Records shown:
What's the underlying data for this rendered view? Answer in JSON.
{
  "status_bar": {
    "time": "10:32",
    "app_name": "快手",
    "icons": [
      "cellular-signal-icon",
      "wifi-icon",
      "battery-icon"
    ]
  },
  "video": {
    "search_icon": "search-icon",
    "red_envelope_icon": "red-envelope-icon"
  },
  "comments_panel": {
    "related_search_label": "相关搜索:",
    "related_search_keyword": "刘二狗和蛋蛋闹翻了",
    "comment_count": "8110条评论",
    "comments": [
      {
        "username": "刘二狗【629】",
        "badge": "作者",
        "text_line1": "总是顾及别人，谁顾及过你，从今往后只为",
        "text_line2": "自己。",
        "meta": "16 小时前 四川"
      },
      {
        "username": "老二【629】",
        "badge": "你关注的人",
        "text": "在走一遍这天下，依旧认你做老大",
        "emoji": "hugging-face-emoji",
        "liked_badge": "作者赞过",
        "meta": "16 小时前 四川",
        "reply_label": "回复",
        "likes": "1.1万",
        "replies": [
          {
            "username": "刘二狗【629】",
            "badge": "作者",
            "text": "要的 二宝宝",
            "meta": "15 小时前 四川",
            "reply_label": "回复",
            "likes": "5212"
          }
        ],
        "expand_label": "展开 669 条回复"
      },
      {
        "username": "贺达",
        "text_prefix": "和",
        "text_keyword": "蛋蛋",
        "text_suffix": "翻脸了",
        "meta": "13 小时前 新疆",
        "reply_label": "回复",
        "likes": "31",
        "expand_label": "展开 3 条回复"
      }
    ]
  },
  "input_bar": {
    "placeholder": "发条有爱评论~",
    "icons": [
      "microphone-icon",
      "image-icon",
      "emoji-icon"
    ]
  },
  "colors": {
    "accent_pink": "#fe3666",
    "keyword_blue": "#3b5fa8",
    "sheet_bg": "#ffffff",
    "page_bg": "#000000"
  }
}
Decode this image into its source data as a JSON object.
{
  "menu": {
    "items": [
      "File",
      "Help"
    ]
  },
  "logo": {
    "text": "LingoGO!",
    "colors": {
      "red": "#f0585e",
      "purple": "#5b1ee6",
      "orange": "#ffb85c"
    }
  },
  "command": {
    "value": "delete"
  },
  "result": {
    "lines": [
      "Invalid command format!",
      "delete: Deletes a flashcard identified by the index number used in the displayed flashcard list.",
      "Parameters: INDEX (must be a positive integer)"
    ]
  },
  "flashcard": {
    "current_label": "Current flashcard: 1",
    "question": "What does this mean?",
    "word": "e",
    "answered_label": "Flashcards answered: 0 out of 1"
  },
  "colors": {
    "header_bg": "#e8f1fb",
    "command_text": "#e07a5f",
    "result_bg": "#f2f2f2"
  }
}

Exercise objective: Across the records above, count the lines holding "What" and reply with that number alone.

Complete output: 2